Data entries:
::::::::
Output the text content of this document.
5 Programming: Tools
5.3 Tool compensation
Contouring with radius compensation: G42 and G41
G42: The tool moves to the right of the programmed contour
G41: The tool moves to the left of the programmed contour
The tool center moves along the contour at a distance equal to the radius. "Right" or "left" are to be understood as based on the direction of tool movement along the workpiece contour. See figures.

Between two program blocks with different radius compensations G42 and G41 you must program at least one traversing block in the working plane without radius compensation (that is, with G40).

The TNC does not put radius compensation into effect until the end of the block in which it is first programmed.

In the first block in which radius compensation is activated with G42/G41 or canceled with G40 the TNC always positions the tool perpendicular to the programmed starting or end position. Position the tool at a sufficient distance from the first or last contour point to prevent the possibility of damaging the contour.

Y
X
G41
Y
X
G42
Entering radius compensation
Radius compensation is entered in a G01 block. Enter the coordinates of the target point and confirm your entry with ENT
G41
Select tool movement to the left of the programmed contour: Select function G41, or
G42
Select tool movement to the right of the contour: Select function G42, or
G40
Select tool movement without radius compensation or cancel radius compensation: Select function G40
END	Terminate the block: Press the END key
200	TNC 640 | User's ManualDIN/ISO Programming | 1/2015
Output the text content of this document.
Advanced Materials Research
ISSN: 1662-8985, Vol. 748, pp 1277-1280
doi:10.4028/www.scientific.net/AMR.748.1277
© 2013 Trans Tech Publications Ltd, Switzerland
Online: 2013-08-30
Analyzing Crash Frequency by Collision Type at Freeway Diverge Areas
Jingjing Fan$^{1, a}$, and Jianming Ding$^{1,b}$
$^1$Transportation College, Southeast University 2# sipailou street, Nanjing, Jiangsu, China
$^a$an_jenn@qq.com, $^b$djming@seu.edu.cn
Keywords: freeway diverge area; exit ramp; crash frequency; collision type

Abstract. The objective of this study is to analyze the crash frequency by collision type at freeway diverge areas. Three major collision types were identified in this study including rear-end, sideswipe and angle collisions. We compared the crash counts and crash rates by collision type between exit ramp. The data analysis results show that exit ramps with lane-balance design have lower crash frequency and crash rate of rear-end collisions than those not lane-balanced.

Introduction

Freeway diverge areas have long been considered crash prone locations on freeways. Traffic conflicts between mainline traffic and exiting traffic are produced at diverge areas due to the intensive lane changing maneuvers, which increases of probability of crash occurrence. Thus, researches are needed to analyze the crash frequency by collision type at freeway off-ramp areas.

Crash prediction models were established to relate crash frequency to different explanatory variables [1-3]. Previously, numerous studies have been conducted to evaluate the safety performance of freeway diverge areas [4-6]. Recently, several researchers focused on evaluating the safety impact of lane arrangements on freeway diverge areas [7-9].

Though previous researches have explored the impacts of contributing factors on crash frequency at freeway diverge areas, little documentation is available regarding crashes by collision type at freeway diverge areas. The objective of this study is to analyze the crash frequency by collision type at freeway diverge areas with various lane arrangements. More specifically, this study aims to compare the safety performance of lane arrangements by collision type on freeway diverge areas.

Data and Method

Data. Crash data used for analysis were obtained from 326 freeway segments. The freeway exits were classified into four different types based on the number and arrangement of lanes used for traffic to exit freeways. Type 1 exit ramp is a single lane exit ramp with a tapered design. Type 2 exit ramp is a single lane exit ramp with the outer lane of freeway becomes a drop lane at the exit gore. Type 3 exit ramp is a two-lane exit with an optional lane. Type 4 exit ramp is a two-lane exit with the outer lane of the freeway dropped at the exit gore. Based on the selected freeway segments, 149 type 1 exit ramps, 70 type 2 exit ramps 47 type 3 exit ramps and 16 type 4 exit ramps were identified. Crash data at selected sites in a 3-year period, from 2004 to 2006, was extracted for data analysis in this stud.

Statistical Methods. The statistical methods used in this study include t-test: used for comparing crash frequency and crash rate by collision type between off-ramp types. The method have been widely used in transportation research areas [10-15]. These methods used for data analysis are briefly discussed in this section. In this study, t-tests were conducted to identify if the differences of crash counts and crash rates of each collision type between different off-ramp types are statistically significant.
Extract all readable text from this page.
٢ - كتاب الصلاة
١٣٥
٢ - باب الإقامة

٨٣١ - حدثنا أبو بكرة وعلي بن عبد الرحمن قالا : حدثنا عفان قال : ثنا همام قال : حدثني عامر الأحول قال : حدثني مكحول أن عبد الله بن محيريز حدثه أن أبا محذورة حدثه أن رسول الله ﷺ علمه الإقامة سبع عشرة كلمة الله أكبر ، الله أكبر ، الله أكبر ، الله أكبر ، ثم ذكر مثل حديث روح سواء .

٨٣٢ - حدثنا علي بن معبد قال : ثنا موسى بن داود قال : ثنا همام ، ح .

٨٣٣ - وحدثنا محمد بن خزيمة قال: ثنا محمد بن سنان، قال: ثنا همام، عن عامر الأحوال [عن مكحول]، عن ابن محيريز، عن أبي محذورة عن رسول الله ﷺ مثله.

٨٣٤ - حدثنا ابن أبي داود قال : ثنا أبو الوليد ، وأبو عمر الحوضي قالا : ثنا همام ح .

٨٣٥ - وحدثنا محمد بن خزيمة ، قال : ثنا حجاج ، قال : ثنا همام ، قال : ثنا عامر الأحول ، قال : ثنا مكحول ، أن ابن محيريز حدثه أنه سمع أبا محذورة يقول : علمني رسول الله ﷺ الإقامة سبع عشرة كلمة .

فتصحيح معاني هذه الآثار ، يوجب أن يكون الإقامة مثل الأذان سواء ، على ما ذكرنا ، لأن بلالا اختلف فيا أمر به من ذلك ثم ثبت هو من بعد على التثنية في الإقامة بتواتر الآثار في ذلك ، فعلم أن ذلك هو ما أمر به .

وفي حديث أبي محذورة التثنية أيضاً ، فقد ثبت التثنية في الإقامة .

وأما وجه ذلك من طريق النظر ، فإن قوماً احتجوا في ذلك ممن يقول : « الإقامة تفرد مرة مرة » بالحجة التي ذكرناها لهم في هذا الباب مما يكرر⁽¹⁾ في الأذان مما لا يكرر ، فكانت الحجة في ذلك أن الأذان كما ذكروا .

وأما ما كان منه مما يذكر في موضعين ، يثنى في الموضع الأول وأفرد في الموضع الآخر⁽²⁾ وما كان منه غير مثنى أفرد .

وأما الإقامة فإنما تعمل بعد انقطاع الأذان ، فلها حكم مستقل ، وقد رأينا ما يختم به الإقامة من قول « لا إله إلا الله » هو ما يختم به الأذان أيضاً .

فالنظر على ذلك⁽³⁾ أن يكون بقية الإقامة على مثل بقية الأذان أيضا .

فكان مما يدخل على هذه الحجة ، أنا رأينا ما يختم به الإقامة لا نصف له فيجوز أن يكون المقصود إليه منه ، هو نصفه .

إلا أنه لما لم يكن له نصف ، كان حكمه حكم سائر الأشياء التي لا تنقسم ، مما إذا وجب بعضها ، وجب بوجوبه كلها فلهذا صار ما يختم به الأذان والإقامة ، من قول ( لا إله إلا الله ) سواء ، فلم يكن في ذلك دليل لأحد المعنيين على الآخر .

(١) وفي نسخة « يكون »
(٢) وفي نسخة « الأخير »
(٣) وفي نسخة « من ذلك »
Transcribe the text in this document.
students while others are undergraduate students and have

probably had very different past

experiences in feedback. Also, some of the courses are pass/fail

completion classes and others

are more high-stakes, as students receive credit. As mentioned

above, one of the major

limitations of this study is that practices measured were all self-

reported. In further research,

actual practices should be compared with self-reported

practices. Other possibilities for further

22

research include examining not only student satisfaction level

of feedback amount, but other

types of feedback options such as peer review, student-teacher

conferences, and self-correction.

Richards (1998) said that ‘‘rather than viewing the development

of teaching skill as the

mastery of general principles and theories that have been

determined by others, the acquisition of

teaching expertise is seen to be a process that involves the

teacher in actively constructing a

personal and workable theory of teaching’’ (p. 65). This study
::::::::
* [Goal] Exact output of every entry is required.

* [Expected answer]
Output the text content of this document.
5 Programming: Tools
5.3 Tool compensation
Contouring with radius compensation: G42 and G41
G42: The tool moves to the right of the programmed contour
G41: The tool moves to the left of the programmed contour
The tool center moves along the contour at a distance equal to the radius. "Right" or "left" are to be understood as based on the direction of tool movement along the workpiece contour. See figures.

Between two program blocks with different radius compensations G42 and G41 you must program at least one traversing block in the working plane without radius compensation (that is, with G40).

The TNC does not put radius compensation into effect until the end of the block in which it is first programmed.

In the first block in which radius compensation is activated with G42/G41 or canceled with G40 the TNC always positions the tool perpendicular to the programmed starting or end position. Position the tool at a sufficient distance from the first or last contour point to prevent the possibility of damaging the contour.

Y
X
G41
Y
X
G42
Entering radius compensation
Radius compensation is entered in a G01 block. Enter the coordinates of the target point and confirm your entry with ENT
G41
Select tool movement to the left of the programmed contour: Select function G41, or
G42
Select tool movement to the right of the contour: Select function G42, or
G40
Select tool movement without radius compensation or cancel radius compensation: Select function G40
END	Terminate the block: Press the END key
200	TNC 640 | User's ManualDIN/ISO Programming | 1/2015
Output the text content of this document.
Advanced Materials Research
ISSN: 1662-8985, Vol. 748, pp 1277-1280
doi:10.4028/www.scientific.net/AMR.748.1277
© 2013 Trans Tech Publications Ltd, Switzerland
Online: 2013-08-30
Analyzing Crash Frequency by Collision Type at Freeway Diverge Areas
Jingjing Fan$^{1, a}$, and Jianming Ding$^{1,b}$
$^1$Transportation College, Southeast University 2# sipailou street, Nanjing, Jiangsu, China
$^a$an_jenn@qq.com, $^b$djming@seu.edu.cn
Keywords: freeway diverge area; exit ramp; crash frequency; collision type

Abstract. The objective of this study is to analyze the crash frequency by collision type at freeway diverge areas. Three major collision types were identified in this study including rear-end, sideswipe and angle collisions. We compared the crash counts and crash rates by collision type between exit ramp. The data analysis results show that exit ramps with lane-balance design have lower crash frequency and crash rate of rear-end collisions than those not lane-balanced.

Introduction

Freeway diverge areas have long been considered crash prone locations on freeways. Traffic conflicts between mainline traffic and exiting traffic are produced at diverge areas due to the intensive lane changing maneuvers, which increases of probability of crash occurrence. Thus, researches are needed to analyze the crash frequency by collision type at freeway off-ramp areas.

Crash prediction models were established to relate crash frequency to different explanatory variables [1-3]. Previously, numerous studies have been conducted to evaluate the safety performance of freeway diverge areas [4-6]. Recently, several researchers focused on evaluating the safety impact of lane arrangements on freeway diverge areas [7-9].

Though previous researches have explored the impacts of contributing factors on crash frequency at freeway diverge areas, little documentation is available regarding crashes by collision type at freeway diverge areas. The objective of this study is to analyze the crash frequency by collision type at freeway diverge areas with various lane arrangements. More specifically, this study aims to compare the safety performance of lane arrangements by collision type on freeway diverge areas.

Data and Method

Data. Crash data used for analysis were obtained from 326 freeway segments. The freeway exits were classified into four different types based on the number and arrangement of lanes used for traffic to exit freeways. Type 1 exit ramp is a single lane exit ramp with a tapered design. Type 2 exit ramp is a single lane exit ramp with the outer lane of freeway becomes a drop lane at the exit gore. Type 3 exit ramp is a two-lane exit with an optional lane. Type 4 exit ramp is a two-lane exit with the outer lane of the freeway dropped at the exit gore. Based on the selected freeway segments, 149 type 1 exit ramps, 70 type 2 exit ramps 47 type 3 exit ramps and 16 type 4 exit ramps were identified. Crash data at selected sites in a 3-year period, from 2004 to 2006, was extracted for data analysis in this stud.

Statistical Methods. The statistical methods used in this study include t-test: used for comparing crash frequency and crash rate by collision type between off-ramp types. The method have been widely used in transportation research areas [10-15]. These methods used for data analysis are briefly discussed in this section. In this study, t-tests were conducted to identify if the differences of crash counts and crash rates of each collision type between different off-ramp types are statistically significant.
Extract all readable text from this page.
٢ - كتاب الصلاة
١٣٥
٢ - باب الإقامة

٨٣١ - حدثنا أبو بكرة وعلي بن عبد الرحمن قالا : حدثنا عفان قال : ثنا همام قال : حدثني عامر الأحول قال : حدثني مكحول أن عبد الله بن محيريز حدثه أن أبا محذورة حدثه أن رسول الله ﷺ علمه الإقامة سبع عشرة كلمة الله أكبر ، الله أكبر ، الله أكبر ، الله أكبر ، ثم ذكر مثل حديث روح سواء .

٨٣٢ - حدثنا علي بن معبد قال : ثنا موسى بن داود قال : ثنا همام ، ح .

٨٣٣ - وحدثنا محمد بن خزيمة قال: ثنا محمد بن سنان، قال: ثنا همام، عن عامر الأحوال [عن مكحول]، عن ابن محيريز، عن أبي محذورة عن رسول الله ﷺ مثله.

٨٣٤ - حدثنا ابن أبي داود قال : ثنا أبو الوليد ، وأبو عمر الحوضي قالا : ثنا همام ح .

٨٣٥ - وحدثنا محمد بن خزيمة ، قال : ثنا حجاج ، قال : ثنا همام ، قال : ثنا عامر الأحول ، قال : ثنا مكحول ، أن ابن محيريز حدثه أنه سمع أبا محذورة يقول : علمني رسول الله ﷺ الإقامة سبع عشرة كلمة .

فتصحيح معاني هذه الآثار ، يوجب أن يكون الإقامة مثل الأذان سواء ، على ما ذكرنا ، لأن بلالا اختلف فيا أمر به من ذلك ثم ثبت هو من بعد على التثنية في الإقامة بتواتر الآثار في ذلك ، فعلم أن ذلك هو ما أمر به .

وفي حديث أبي محذورة التثنية أيضاً ، فقد ثبت التثنية في الإقامة .

وأما وجه ذلك من طريق النظر ، فإن قوماً احتجوا في ذلك ممن يقول : « الإقامة تفرد مرة مرة » بالحجة التي ذكرناها لهم في هذا الباب مما يكرر⁽¹⁾ في الأذان مما لا يكرر ، فكانت الحجة في ذلك أن الأذان كما ذكروا .

وأما ما كان منه مما يذكر في موضعين ، يثنى في الموضع الأول وأفرد في الموضع الآخر⁽²⁾ وما كان منه غير مثنى أفرد .

وأما الإقامة فإنما تعمل بعد انقطاع الأذان ، فلها حكم مستقل ، وقد رأينا ما يختم به الإقامة من قول « لا إله إلا الله » هو ما يختم به الأذان أيضاً .

فالنظر على ذلك⁽³⁾ أن يكون بقية الإقامة على مثل بقية الأذان أيضا .

فكان مما يدخل على هذه الحجة ، أنا رأينا ما يختم به الإقامة لا نصف له فيجوز أن يكون المقصود إليه منه ، هو نصفه .

إلا أنه لما لم يكن له نصف ، كان حكمه حكم سائر الأشياء التي لا تنقسم ، مما إذا وجب بعضها ، وجب بوجوبه كلها فلهذا صار ما يختم به الأذان والإقامة ، من قول ( لا إله إلا الله ) سواء ، فلم يكن في ذلك دليل لأحد المعنيين على الآخر .

(١) وفي نسخة « يكون »
(٢) وفي نسخة « الأخير »
(٣) وفي نسخة « من ذلك »
Transcribe the text in this document.
students while others are undergraduate students and have

probably had very different past

experiences in feedback. Also, some of the courses are pass/fail

completion classes and others

are more high-stakes, as students receive credit. As mentioned

above, one of the major

limitations of this study is that practices measured were all self-

reported. In further research,

actual practices should be compared with self-reported

practices. Other possibilities for further

22

research include examining not only student satisfaction level

of feedback amount, but other

types of feedback options such as peer review, student-teacher

conferences, and self-correction.

Richards (1998) said that ‘‘rather than viewing the development

of teaching skill as the

mastery of general principles and theories that have been

determined by others, the acquisition of

teaching expertise is seen to be a process that involves the

teacher in actively constructing a

personal and workable theory of teaching’’ (p. 65). This study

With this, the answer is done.